**WHAT IS EXPECTED**. Check each line of the records below for the string "this", then state how many lines contain it, with no other output.
— Begin RECORDS SUPPLIED —
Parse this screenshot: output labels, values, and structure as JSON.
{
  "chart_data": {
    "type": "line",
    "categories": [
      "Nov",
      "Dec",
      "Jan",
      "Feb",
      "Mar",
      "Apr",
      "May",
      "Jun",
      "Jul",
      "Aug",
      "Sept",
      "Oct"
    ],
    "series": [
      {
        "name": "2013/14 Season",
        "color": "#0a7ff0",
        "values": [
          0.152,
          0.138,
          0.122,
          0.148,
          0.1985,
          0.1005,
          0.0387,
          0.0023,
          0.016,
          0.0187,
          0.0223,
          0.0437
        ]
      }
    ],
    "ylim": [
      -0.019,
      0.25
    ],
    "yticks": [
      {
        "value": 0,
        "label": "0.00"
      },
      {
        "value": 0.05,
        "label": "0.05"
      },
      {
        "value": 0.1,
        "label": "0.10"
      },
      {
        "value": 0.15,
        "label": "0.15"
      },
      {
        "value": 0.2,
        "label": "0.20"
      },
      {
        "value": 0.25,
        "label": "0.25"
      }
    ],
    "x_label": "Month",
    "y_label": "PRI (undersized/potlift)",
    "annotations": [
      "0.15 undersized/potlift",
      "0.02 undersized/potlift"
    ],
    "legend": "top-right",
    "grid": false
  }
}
— End RECORDS SUPPLIED —
— Begin RECORDS SUPPLIED —
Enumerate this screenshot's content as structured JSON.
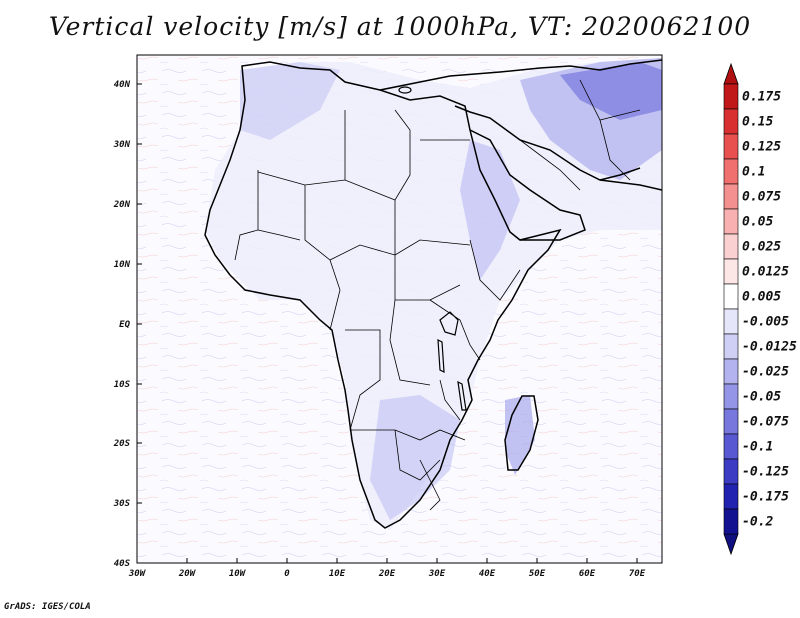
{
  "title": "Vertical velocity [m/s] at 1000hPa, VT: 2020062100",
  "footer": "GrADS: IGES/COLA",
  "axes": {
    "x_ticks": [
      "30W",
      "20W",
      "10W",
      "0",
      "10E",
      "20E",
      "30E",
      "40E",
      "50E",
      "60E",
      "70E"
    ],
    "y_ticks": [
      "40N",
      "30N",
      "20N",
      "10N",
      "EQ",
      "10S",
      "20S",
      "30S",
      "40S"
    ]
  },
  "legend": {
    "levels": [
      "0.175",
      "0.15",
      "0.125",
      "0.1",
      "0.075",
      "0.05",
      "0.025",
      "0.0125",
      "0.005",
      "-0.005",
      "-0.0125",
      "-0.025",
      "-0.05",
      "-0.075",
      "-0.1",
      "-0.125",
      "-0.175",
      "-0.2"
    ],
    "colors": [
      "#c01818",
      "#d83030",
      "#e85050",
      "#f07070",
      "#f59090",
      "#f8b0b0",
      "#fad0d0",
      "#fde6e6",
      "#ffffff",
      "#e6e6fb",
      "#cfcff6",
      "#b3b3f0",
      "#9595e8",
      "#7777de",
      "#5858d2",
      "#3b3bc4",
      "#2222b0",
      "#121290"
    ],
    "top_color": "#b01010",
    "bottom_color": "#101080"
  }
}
— End RECORDS SUPPLIED —
**WORKED ANSWER**. 2